------ PAGE ------
Our first dough is a 3kg wholemeal, with 2 per cent salt, 2 per cent yeast and 70 per cent water. I soon appreciate why professional bread recipes operate in percentages: it makes it easy to scale up. We all try kneading in various ragged imitations of Paul's powerful and economical technique, which effortlessly turns the dough from a sticky shapeless mass into a coherent entity.
Next come bridge rolls made with the whitest of white steel-ground flour and enriched with butter. Under Paul's encouraging eye and through his clear remarks we learn about different types of flour, how to shape cobs and bloomers, and to roll up pan loaves tightly. We make rye/wheat mixtures and use the giant mixer to create a dough for cottage and farmhouse loaves. We form the bridge rolls with delight and the plaited loaves with even more.
Our confidence increases and so does our bantering. Paul, an excellent teacher, ran his own artisan bakery in his native Australia for 10 years, before coming to England and deciding to concentrate on passing on his passion, knowledge and skills.
In the late afternoon we make the "sponges" for the next day, slow, minimally yeasted doughs which will prove overnight, developing complex flavours. Next day we use them to make Scottish rolls, farmhouse tins and cottage loaves - some of them in the dramatic wood-burning oven (Paul is an expert in building these things). In the afternoon we tour the water-powered Cann Mills, which host the Panary, and provide all of its stoneground flour.
At the share-out of the spoils I fill the largest cardboard box I can carry home on the train, shoehorning just a few more bridge rolls into the corners. "I made all this," I announce with pride as I display my creations to the children on the kitchen table as they emerge damp from the bath.
The children are massively impressed. My son, nearly three, consumes a third of a plaited loaf in 15 minutes and insists on taking the rest to bed with him; my daughter, six, chooses a Scotch roll and makes me promise to show her how to make them, which I'll be able to do using the excellent course notes. She devours the bread, crust and all.
Bridge rolls
Makes about 25 rolls
Quaintly named to conjure up an image of the afternoon refreshments served to ladies as they gather around card-playing tables, these rich little rolls have real charm. They're soft, white and delicate. Here is a relatively quick method for making them, perfect for the novice baker.
500g strong white bread flour
25g fresh yeast or 15g dried
250-270ml warm water (30°C)
10g salt
1 egg
30g butter or lard
1 beaten egg for glazing
Make a silky dough with the first five ingredients, then knead in the fat. Leave it to prove for 11/2 hours. You can knock back the dough (stretching and knocking the air out) after 45 minutes and leave it for another 30 minutes. Divide the dough into small pieces - about 30g each - flatten them, fold them in half then tightly roll each into short finger shapes. Place them on a baking tray, barely touching each other. Brush with beaten egg and leave them to prove for around 30 minutes. Bake them lightly in an oven pre-heated to the maximum temperature (about 220°c/gas mark 61/2) for just 15 minutes.
------
# [GIVEN INSTRUCTION 1]
From the bread-making piece, quote the stretch from "Our first dough" through "with even more." word for word.
# [GIVEN INSTRUCTION 2]
Print the entries from their first line through the line containing "salinity-cell: [930, 379, 934, 384]", inclusive, unchanged and in their original order.
------ DATA PROVIDED ------
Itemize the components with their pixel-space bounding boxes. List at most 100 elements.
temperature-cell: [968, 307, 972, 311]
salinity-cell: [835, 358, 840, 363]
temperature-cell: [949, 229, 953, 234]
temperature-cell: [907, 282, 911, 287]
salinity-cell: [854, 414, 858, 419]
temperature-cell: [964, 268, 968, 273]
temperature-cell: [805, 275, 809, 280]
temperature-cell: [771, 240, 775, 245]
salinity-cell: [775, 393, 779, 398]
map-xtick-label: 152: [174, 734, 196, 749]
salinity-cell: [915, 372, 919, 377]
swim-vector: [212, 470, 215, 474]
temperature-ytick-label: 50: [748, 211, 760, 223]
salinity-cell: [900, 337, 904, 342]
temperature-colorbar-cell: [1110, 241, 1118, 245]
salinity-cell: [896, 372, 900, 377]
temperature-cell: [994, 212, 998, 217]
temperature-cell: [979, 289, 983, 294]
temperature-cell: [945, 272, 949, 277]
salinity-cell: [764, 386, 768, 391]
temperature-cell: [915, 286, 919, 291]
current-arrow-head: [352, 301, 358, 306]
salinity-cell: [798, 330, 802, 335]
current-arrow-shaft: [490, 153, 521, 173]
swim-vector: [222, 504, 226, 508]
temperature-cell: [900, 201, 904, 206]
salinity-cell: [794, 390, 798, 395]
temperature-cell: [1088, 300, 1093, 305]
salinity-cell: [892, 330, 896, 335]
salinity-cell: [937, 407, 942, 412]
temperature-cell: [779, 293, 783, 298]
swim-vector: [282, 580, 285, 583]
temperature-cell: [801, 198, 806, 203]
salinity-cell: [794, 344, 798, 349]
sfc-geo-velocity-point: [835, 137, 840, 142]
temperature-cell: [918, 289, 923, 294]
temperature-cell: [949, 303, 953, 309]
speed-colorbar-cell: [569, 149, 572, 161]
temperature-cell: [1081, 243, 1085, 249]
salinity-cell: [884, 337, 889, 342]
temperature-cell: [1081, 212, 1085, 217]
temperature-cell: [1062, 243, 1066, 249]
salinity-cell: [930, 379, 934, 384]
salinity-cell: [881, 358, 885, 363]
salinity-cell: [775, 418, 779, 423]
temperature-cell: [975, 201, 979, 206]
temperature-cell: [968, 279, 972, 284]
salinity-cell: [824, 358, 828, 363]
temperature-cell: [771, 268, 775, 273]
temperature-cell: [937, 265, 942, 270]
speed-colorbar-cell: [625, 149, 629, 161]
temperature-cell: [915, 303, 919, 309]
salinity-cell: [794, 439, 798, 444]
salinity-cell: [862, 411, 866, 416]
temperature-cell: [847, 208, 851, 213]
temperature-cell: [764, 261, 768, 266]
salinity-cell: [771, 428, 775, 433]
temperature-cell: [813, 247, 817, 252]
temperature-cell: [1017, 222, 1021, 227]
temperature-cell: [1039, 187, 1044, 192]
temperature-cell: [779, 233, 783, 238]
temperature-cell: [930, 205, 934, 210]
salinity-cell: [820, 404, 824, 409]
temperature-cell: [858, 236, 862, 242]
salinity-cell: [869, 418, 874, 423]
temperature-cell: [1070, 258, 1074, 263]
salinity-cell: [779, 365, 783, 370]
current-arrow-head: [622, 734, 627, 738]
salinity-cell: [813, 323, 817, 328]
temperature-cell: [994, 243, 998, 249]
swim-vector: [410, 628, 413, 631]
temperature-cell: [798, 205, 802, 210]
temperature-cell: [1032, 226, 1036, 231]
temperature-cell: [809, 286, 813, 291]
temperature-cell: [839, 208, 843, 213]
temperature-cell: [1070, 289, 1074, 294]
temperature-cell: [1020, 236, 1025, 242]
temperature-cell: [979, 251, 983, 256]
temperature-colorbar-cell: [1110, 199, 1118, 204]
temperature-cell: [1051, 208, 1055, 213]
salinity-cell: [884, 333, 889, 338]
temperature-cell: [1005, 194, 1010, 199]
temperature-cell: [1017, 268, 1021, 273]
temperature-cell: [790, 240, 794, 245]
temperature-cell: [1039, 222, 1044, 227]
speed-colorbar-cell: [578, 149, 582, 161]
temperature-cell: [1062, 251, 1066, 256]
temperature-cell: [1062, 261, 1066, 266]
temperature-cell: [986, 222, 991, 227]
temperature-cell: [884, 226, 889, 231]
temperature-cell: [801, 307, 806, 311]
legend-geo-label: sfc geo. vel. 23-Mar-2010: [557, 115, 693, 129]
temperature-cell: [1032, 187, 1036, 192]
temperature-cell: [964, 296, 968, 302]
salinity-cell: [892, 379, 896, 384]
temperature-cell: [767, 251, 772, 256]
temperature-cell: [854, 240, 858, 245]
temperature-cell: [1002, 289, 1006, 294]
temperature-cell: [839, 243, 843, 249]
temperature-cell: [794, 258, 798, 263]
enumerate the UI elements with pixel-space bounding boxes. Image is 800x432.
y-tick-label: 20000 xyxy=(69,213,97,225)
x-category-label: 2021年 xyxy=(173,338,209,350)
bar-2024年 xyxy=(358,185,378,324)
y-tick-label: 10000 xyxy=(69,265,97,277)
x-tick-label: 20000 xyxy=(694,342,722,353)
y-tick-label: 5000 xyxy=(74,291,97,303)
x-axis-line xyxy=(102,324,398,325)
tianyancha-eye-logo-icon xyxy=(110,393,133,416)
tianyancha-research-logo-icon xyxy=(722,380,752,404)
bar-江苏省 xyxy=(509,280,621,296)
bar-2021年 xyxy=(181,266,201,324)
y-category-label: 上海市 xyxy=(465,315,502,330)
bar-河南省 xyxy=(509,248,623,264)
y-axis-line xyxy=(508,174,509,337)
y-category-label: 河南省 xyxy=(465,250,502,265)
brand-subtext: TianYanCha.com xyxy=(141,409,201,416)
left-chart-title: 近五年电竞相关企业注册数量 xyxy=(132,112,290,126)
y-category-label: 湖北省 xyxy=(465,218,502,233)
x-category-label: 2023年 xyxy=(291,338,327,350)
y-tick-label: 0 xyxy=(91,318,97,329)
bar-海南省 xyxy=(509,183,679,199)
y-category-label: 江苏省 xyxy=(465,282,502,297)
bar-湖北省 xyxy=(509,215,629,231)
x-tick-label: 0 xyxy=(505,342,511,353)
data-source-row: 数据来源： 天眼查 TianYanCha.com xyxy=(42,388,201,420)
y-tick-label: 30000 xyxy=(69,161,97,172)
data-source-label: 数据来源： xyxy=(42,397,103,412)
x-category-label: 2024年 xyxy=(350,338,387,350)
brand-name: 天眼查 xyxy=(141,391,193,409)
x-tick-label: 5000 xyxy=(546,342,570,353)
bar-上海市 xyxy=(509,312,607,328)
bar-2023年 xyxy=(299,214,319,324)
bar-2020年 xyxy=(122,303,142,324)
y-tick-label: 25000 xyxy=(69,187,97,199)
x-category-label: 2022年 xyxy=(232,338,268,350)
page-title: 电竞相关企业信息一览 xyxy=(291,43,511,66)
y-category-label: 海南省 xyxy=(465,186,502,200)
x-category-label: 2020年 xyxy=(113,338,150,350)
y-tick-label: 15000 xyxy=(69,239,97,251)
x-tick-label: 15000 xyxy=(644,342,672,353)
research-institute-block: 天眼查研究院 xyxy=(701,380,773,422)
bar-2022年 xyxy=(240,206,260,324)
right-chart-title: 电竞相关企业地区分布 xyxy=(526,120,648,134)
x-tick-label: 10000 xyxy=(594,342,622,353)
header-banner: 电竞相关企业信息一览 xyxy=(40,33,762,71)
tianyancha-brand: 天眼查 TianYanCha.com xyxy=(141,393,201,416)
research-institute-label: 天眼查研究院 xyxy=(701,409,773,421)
------
# [EXERCISE OUTPUT 1]
Our first dough is a 3kg wholemeal, with 2 per cent salt, 2 per cent yeast and 70 per cent water. I soon appreciate why professional bread recipes operate in percentages: it makes it easy to scale up. We all try kneading in various ragged imitations of Paul's powerful and economical technique, which effortlessly turns the dough from a sticky shapeless mass into a coherent entity.
Next come bridge rolls made with the whitest of white steel-ground flour and enriched with butter. Under Paul's encouraging eye and through his clear remarks we learn about different types of flour, how to shape cobs and bloomers, and to roll up pan loaves tightly. We make rye/wheat mixtures and use the giant mixer to create a dough for cottage and farmhouse loaves. We form the bridge rolls with delight and the plaited loaves with even more.

# [EXERCISE OUTPUT 2]
Itemize the components with their pixel-space bounding boxes. List at most 100 elements.
temperature-cell: [968, 307, 972, 311]
salinity-cell: [835, 358, 840, 363]
temperature-cell: [949, 229, 953, 234]
temperature-cell: [907, 282, 911, 287]
salinity-cell: [854, 414, 858, 419]
temperature-cell: [964, 268, 968, 273]
temperature-cell: [805, 275, 809, 280]
temperature-cell: [771, 240, 775, 245]
salinity-cell: [775, 393, 779, 398]
map-xtick-label: 152: [174, 734, 196, 749]
salinity-cell: [915, 372, 919, 377]
swim-vector: [212, 470, 215, 474]
temperature-ytick-label: 50: [748, 211, 760, 223]
salinity-cell: [900, 337, 904, 342]
temperature-colorbar-cell: [1110, 241, 1118, 245]
salinity-cell: [896, 372, 900, 377]
temperature-cell: [994, 212, 998, 217]
temperature-cell: [979, 289, 983, 294]
temperature-cell: [945, 272, 949, 277]
salinity-cell: [764, 386, 768, 391]
temperature-cell: [915, 286, 919, 291]
current-arrow-head: [352, 301, 358, 306]
salinity-cell: [798, 330, 802, 335]
current-arrow-shaft: [490, 153, 521, 173]
swim-vector: [222, 504, 226, 508]
temperature-cell: [900, 201, 904, 206]
salinity-cell: [794, 390, 798, 395]
temperature-cell: [1088, 300, 1093, 305]
salinity-cell: [892, 330, 896, 335]
salinity-cell: [937, 407, 942, 412]
temperature-cell: [779, 293, 783, 298]
swim-vector: [282, 580, 285, 583]
temperature-cell: [801, 198, 806, 203]
salinity-cell: [794, 344, 798, 349]
sfc-geo-velocity-point: [835, 137, 840, 142]
temperature-cell: [918, 289, 923, 294]
temperature-cell: [949, 303, 953, 309]
speed-colorbar-cell: [569, 149, 572, 161]
temperature-cell: [1081, 243, 1085, 249]
salinity-cell: [884, 337, 889, 342]
temperature-cell: [1081, 212, 1085, 217]
temperature-cell: [1062, 243, 1066, 249]
salinity-cell: [930, 379, 934, 384]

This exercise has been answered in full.